__AIM OF THE TASK__. Express the listing below as a JSON list of strings, one string per line and no blank lines, starting at its first line and ending at the line that contains "profile-photo-icon [46, 829, 130, 913]".

__RECORDS SHOWN__.
begin

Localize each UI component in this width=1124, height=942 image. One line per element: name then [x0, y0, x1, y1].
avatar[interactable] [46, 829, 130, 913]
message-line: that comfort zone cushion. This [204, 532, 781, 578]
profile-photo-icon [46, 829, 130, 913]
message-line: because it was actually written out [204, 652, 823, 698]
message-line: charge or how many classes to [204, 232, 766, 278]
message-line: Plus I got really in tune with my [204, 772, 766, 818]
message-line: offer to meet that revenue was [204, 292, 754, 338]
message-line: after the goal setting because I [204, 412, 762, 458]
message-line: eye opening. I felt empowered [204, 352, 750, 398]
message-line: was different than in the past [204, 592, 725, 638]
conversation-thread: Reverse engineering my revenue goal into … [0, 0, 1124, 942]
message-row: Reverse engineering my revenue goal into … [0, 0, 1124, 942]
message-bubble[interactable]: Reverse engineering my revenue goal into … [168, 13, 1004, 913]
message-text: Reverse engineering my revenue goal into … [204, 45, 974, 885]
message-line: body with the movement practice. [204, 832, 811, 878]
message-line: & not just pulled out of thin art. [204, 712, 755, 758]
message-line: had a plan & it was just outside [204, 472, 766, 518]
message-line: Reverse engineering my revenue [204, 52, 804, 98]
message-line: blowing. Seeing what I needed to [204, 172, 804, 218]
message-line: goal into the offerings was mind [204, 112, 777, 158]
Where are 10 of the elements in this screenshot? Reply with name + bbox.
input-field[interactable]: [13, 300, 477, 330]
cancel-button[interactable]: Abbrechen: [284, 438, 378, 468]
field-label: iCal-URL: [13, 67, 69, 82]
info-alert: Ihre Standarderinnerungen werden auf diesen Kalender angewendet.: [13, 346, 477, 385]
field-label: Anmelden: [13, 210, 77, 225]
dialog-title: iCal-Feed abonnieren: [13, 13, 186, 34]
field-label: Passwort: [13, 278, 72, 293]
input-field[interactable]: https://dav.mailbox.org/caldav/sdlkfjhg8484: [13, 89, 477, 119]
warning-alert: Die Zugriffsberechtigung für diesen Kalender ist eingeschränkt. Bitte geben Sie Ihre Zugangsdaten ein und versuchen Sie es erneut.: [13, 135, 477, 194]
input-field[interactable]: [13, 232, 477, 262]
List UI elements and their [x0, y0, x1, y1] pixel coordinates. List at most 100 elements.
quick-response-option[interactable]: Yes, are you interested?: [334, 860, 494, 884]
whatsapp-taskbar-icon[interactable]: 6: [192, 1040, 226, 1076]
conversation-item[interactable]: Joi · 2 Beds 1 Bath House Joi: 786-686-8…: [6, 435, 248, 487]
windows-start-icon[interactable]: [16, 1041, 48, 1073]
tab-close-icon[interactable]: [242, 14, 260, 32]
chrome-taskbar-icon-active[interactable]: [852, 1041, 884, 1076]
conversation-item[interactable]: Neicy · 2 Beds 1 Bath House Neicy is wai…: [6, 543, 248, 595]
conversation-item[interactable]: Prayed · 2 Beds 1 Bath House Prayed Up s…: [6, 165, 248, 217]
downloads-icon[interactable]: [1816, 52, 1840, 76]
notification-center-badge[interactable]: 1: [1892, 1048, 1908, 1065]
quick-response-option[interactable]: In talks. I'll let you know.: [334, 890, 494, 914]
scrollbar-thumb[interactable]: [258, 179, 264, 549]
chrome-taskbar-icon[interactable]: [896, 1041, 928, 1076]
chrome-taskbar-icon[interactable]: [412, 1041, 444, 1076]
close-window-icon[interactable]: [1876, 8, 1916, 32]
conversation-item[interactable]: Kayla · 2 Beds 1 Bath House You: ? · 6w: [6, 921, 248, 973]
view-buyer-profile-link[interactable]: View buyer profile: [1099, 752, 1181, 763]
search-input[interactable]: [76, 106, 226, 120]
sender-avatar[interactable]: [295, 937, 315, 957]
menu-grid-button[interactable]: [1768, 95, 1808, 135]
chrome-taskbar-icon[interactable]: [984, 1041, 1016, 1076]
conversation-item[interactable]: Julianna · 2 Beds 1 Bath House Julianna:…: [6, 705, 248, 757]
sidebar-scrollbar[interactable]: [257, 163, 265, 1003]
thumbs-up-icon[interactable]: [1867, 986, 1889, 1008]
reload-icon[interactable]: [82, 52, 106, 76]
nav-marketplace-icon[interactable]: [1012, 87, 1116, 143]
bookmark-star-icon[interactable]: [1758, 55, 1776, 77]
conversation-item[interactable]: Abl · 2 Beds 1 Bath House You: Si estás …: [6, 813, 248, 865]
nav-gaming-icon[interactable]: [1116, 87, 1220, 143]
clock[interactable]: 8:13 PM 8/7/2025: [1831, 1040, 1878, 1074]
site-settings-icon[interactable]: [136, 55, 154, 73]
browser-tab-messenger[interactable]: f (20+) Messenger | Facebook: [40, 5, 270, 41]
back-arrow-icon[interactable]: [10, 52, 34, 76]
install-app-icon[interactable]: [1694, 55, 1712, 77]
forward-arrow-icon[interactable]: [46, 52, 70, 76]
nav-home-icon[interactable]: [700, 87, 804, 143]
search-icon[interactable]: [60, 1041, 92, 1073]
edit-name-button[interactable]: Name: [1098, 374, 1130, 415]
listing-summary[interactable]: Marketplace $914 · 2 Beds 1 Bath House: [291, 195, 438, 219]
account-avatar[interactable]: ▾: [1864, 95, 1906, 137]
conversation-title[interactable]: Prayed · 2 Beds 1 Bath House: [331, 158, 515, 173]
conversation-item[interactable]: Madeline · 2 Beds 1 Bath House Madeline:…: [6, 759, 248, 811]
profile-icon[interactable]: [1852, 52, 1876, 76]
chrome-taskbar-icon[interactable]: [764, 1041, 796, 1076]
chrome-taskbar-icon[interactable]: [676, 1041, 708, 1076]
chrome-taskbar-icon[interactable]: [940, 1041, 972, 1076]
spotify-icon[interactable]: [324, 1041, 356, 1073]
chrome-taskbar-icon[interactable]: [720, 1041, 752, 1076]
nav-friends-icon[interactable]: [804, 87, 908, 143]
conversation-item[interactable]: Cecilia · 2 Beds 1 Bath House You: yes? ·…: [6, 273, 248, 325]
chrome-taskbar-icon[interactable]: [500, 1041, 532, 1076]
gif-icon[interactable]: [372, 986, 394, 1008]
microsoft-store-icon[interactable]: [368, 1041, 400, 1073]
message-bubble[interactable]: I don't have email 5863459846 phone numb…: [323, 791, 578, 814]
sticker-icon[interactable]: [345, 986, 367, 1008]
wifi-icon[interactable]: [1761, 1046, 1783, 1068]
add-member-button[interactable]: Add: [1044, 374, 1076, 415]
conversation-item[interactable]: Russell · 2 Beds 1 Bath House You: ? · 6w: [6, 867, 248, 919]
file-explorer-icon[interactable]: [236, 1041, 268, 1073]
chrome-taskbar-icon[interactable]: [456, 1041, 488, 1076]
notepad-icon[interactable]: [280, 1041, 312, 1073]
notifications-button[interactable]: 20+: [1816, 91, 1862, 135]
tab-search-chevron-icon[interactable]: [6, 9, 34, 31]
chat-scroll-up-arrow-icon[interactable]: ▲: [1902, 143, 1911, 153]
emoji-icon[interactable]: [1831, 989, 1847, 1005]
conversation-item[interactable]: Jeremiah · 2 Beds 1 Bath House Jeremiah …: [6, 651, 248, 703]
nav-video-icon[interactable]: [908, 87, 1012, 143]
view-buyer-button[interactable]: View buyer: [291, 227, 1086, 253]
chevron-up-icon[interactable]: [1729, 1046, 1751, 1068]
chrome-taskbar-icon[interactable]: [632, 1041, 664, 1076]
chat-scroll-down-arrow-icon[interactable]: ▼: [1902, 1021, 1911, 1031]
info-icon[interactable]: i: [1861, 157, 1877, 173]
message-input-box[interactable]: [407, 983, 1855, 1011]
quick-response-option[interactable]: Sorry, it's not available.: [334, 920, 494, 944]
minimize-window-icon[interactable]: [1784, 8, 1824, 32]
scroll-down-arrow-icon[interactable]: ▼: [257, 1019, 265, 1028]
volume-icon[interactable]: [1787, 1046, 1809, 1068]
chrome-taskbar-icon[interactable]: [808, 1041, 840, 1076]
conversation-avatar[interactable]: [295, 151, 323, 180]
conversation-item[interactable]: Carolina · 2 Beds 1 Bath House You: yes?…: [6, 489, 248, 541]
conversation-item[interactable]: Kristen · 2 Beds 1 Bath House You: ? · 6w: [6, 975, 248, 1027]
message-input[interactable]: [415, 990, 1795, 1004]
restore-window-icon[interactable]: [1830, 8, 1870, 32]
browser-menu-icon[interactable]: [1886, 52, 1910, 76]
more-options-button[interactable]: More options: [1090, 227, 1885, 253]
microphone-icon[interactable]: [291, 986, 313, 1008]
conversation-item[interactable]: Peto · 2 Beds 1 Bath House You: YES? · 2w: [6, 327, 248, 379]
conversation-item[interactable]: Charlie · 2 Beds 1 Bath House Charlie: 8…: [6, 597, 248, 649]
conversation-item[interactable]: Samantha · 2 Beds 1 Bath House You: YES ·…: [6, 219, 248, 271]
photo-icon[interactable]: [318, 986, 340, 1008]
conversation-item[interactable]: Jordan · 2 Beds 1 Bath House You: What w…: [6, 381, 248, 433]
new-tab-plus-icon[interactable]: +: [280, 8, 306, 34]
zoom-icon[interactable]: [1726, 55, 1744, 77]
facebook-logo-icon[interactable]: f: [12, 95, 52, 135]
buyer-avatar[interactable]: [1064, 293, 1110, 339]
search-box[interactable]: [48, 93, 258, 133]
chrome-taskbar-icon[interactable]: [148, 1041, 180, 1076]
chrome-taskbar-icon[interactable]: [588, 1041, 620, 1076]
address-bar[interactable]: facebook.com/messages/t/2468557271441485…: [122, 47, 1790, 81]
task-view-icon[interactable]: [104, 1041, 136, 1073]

end

__ANSWER TO THIS PROBLEM__.
[
  "Localize each UI component in this width=1124, height=942 image. One line per element: name then [x0, y0, x1, y1].",
  "avatar[interactable] [46, 829, 130, 913]",
  "message-line: that comfort zone cushion. This [204, 532, 781, 578]",
  "profile-photo-icon [46, 829, 130, 913]"
]